→ **EXERCISE AIM**
Return the material word for word. Do not include the pictures.
** start of GIVEN INFORMATION **
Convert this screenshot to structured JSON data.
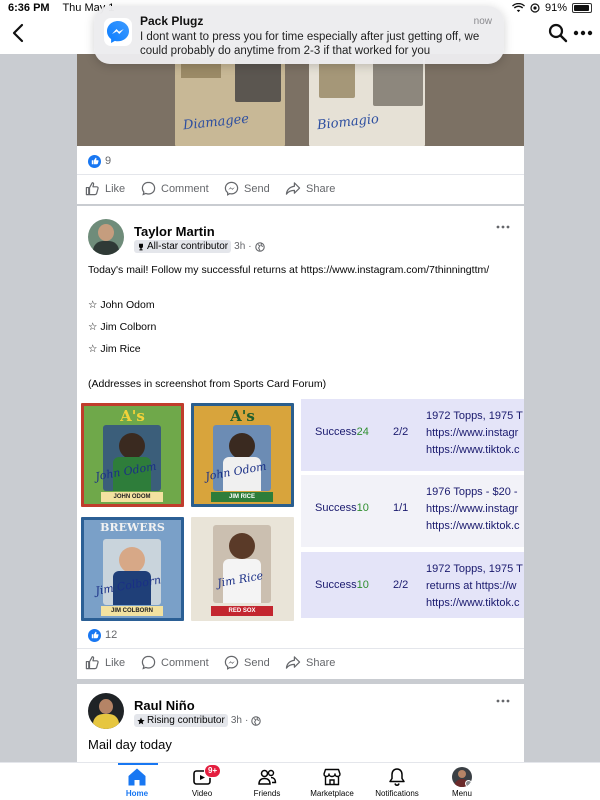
{
  "status_bar": {
    "time": "6:36 PM",
    "date": "Thu May 1",
    "battery": "91%"
  },
  "notification": {
    "app_icon": "messenger-icon",
    "title": "Pack Plugz",
    "time": "now",
    "body": "I dont want to press you for time especially after just getting off, we could probably do anytime from 2-3 if that worked for you"
  },
  "top_nav": {
    "back_icon": "chevron-left-icon",
    "search_icon": "search-icon",
    "more_icon": "more-horizontal-icon"
  },
  "post_prev": {
    "image_signatures": [
      "Diamagee",
      "Biomagio"
    ],
    "reaction_count": "9",
    "actions": {
      "like": "Like",
      "comment": "Comment",
      "send": "Send",
      "share": "Share"
    }
  },
  "post_main": {
    "author": "Taylor Martin",
    "badge": "All-star contributor",
    "time": "3h",
    "text_line1": "Today's mail! Follow my successful returns at https://www.instagram.com/7thinningttm/",
    "items": [
      "☆ John Odom",
      "☆ Jim Colborn",
      "☆ Jim Rice"
    ],
    "note": "(Addresses in screenshot from Sports Card Forum)",
    "card_images": [
      {
        "team": "A's",
        "player": "JOHN ODOM",
        "sig": "John Odom"
      },
      {
        "team": "A's",
        "player": "JIM RICE",
        "sig": "John Odom"
      },
      {
        "team": "BREWERS",
        "player": "JIM COLBORN",
        "sig": "Jim Colborn"
      },
      {
        "team": "",
        "player": "RED SOX",
        "sig": "Jim Rice"
      }
    ],
    "screenshot_rows": [
      {
        "label": "Success",
        "num": "24",
        "frac": "2/2",
        "lines": [
          "1972 Topps, 1975 T",
          "https://www.instagr",
          "https://www.tiktok.c"
        ]
      },
      {
        "label": "Success",
        "num": "10",
        "frac": "1/1",
        "lines": [
          "1976 Topps - $20 -",
          "https://www.instagr",
          "https://www.tiktok.c"
        ]
      },
      {
        "label": "Success",
        "num": "10",
        "frac": "2/2",
        "lines": [
          "1972 Topps, 1975 T",
          "returns at https://w",
          "https://www.tiktok.c"
        ]
      }
    ],
    "reaction_count": "12",
    "actions": {
      "like": "Like",
      "comment": "Comment",
      "send": "Send",
      "share": "Share"
    }
  },
  "post_next": {
    "author": "Raul Niño",
    "badge": "Rising contributor",
    "time": "3h",
    "text": "Mail day today"
  },
  "tab_bar": {
    "tabs": [
      {
        "label": "Home",
        "icon": "home-icon",
        "active": true
      },
      {
        "label": "Video",
        "icon": "video-icon",
        "badge": "9+"
      },
      {
        "label": "Friends",
        "icon": "friends-icon"
      },
      {
        "label": "Marketplace",
        "icon": "marketplace-icon"
      },
      {
        "label": "Notifications",
        "icon": "bell-icon"
      },
      {
        "label": "Menu",
        "icon": "avatar"
      }
    ]
  },
  "colors": {
    "accent": "#1877f2",
    "badge_red": "#e41e3f",
    "feed_bg": "#c9ccd1",
    "screenshot_row": "#e8e8f8"
  }
}
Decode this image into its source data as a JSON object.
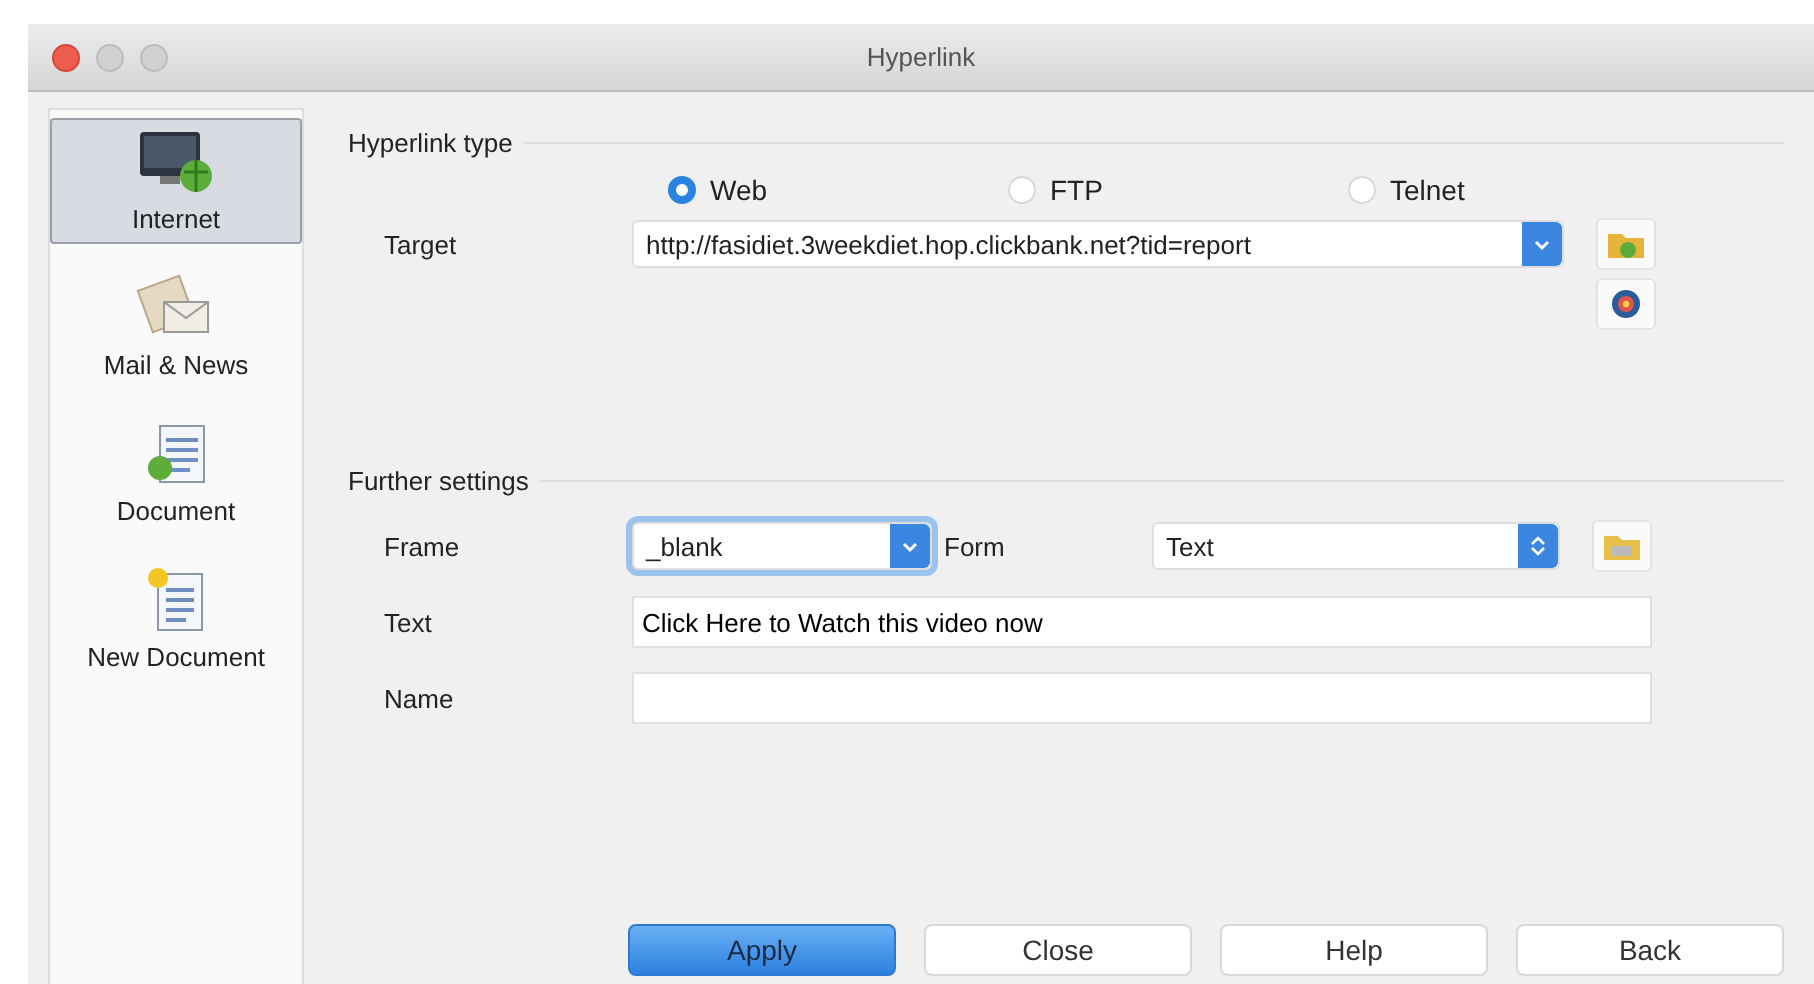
{
  "window": {
    "title": "Hyperlink"
  },
  "sidebar": {
    "items": [
      {
        "label": "Internet",
        "kind": "internet",
        "selected": true
      },
      {
        "label": "Mail & News",
        "kind": "mail",
        "selected": false
      },
      {
        "label": "Document",
        "kind": "document",
        "selected": false
      },
      {
        "label": "New Document",
        "kind": "new-document",
        "selected": false
      }
    ]
  },
  "hyperlink_type": {
    "title": "Hyperlink type",
    "options": [
      {
        "label": "Web",
        "selected": true
      },
      {
        "label": "FTP",
        "selected": false
      },
      {
        "label": "Telnet",
        "selected": false
      }
    ],
    "target": {
      "label": "Target",
      "value": "http://fasidiet.3weekdiet.hop.clickbank.net?tid=report"
    }
  },
  "further_settings": {
    "title": "Further settings",
    "frame": {
      "label": "Frame",
      "value": "_blank"
    },
    "form": {
      "label": "Form",
      "value": "Text"
    },
    "text": {
      "label": "Text",
      "value": "Click Here to Watch this video now"
    },
    "name": {
      "label": "Name"
    }
  },
  "buttons": [
    {
      "label": "Apply",
      "primary": true
    },
    {
      "label": "Close",
      "primary": false
    },
    {
      "label": "Help",
      "primary": false
    },
    {
      "label": "Back",
      "primary": false
    }
  ]
}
** end of GIVEN INFORMATION **
→ **RESULT OF THE TASK**
Convert this screenshot to structured JSON data.
{
  "status_bar": {
    "time": "6:36 PM",
    "date": "Thu May 1",
    "battery": "91%"
  },
  "notification": {
    "app_icon": "messenger-icon",
    "title": "Pack Plugz",
    "time": "now",
    "body": "I dont want to press you for time especially after just getting off, we could probably do anytime from 2-3 if that worked for you"
  },
  "top_nav": {
    "back_icon": "chevron-left-icon",
    "search_icon": "search-icon",
    "more_icon": "more-horizontal-icon"
  },
  "post_prev": {
    "image_signatures": [
      "Diamagee",
      "Biomagio"
    ],
    "reaction_count": "9",
    "actions": {
      "like": "Like",
      "comment": "Comment",
      "send": "Send",
      "share": "Share"
    }
  },
  "post_main": {
    "author": "Taylor Martin",
    "badge": "All-star contributor",
    "time": "3h",
    "text_line1": "Today's mail! Follow my successful returns at https://www.instagram.com/7thinningttm/",
    "items": [
      "☆ John Odom",
      "☆ Jim Colborn",
      "☆ Jim Rice"
    ],
    "note": "(Addresses in screenshot from Sports Card Forum)",
    "card_images": [
      {
        "team": "A's",
        "player": "JOHN ODOM",
        "sig": "John Odom"
      },
      {
        "team": "A's",
        "player": "JIM RICE",
        "sig": "John Odom"
      },
      {
        "team": "BREWERS",
        "player": "JIM COLBORN",
        "sig": "Jim Colborn"
      },
      {
        "team": "",
        "player": "RED SOX",
        "sig": "Jim Rice"
      }
    ],
    "screenshot_rows": [
      {
        "label": "Success",
        "num": "24",
        "frac": "2/2",
        "lines": [
          "1972 Topps, 1975 T",
          "https://www.instagr",
          "https://www.tiktok.c"
        ]
      },
      {
        "label": "Success",
        "num": "10",
        "frac": "1/1",
        "lines": [
          "1976 Topps - $20 -",
          "https://www.instagr",
          "https://www.tiktok.c"
        ]
      },
      {
        "label": "Success",
        "num": "10",
        "frac": "2/2",
        "lines": [
          "1972 Topps, 1975 T",
          "returns at https://w",
          "https://www.tiktok.c"
        ]
      }
    ],
    "reaction_count": "12",
    "actions": {
      "like": "Like",
      "comment": "Comment",
      "send": "Send",
      "share": "Share"
    }
  },
  "post_next": {
    "author": "Raul Niño",
    "badge": "Rising contributor",
    "time": "3h",
    "text": "Mail day today"
  },
  "tab_bar": {
    "tabs": [
      {
        "label": "Home",
        "icon": "home-icon",
        "active": true
      },
      {
        "label": "Video",
        "icon": "video-icon",
        "badge": "9+"
      },
      {
        "label": "Friends",
        "icon": "friends-icon"
      },
      {
        "label": "Marketplace",
        "icon": "marketplace-icon"
      },
      {
        "label": "Notifications",
        "icon": "bell-icon"
      },
      {
        "label": "Menu",
        "icon": "avatar"
      }
    ]
  },
  "colors": {
    "accent": "#1877f2",
    "badge_red": "#e41e3f",
    "feed_bg": "#c9ccd1",
    "screenshot_row": "#e8e8f8"
  }
}
Decode this image into its source data as a JSON object.
{
  "window": {
    "title": "Hyperlink"
  },
  "sidebar": {
    "items": [
      {
        "label": "Internet",
        "kind": "internet",
        "selected": true
      },
      {
        "label": "Mail & News",
        "kind": "mail",
        "selected": false
      },
      {
        "label": "Document",
        "kind": "document",
        "selected": false
      },
      {
        "label": "New Document",
        "kind": "new-document",
        "selected": false
      }
    ]
  },
  "hyperlink_type": {
    "title": "Hyperlink type",
    "options": [
      {
        "label": "Web",
        "selected": true
      },
      {
        "label": "FTP",
        "selected": false
      },
      {
        "label": "Telnet",
        "selected": false
      }
    ],
    "target": {
      "label": "Target",
      "value": "http://fasidiet.3weekdiet.hop.clickbank.net?tid=report"
    }
  },
  "further_settings": {
    "title": "Further settings",
    "frame": {
      "label": "Frame",
      "value": "_blank"
    },
    "form": {
      "label": "Form",
      "value": "Text"
    },
    "text": {
      "label": "Text",
      "value": "Click Here to Watch this video now"
    },
    "name": {
      "label": "Name"
    }
  },
  "buttons": [
    {
      "label": "Apply",
      "primary": true
    },
    {
      "label": "Close",
      "primary": false
    },
    {
      "label": "Help",
      "primary": false
    },
    {
      "label": "Back",
      "primary": false
    }
  ]
}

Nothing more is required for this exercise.